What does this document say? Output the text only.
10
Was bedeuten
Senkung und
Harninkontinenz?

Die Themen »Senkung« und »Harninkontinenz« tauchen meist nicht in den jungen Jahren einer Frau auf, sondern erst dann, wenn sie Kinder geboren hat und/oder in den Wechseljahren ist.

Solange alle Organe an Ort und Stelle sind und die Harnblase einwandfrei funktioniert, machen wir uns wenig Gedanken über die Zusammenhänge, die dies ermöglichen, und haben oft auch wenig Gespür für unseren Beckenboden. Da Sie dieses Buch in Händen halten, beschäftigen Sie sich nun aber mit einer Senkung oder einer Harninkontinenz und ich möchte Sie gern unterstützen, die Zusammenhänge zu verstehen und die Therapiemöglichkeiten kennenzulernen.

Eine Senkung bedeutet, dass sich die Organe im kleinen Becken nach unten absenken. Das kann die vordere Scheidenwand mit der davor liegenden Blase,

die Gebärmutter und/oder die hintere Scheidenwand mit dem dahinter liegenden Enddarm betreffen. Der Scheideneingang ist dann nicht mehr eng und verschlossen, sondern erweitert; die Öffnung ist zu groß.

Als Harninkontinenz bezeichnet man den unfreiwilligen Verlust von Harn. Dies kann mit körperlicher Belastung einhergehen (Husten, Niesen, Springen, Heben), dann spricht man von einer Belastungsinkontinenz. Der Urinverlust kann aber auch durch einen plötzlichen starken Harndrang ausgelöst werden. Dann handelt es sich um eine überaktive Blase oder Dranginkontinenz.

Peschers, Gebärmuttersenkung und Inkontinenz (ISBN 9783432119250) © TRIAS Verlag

◆ ◆ ◆ ◆

**Task objective**. Track down the lines that include the word "liegenden" and copy them.

**Written reply**.
Eine Senkung bedeutet, dass sich die Organe im kleinen Becken nach unten absenken. Das kann die vordere Scheidenwand mit der davor liegenden Blase,
die Gebärmutter und/oder die hintere Scheidenwand mit dem dahinter liegenden Enddarm betreffen. Der Scheideneingang ist dann nicht mehr eng und verschlossen, sondern erweitert; die Öffnung ist zu groß.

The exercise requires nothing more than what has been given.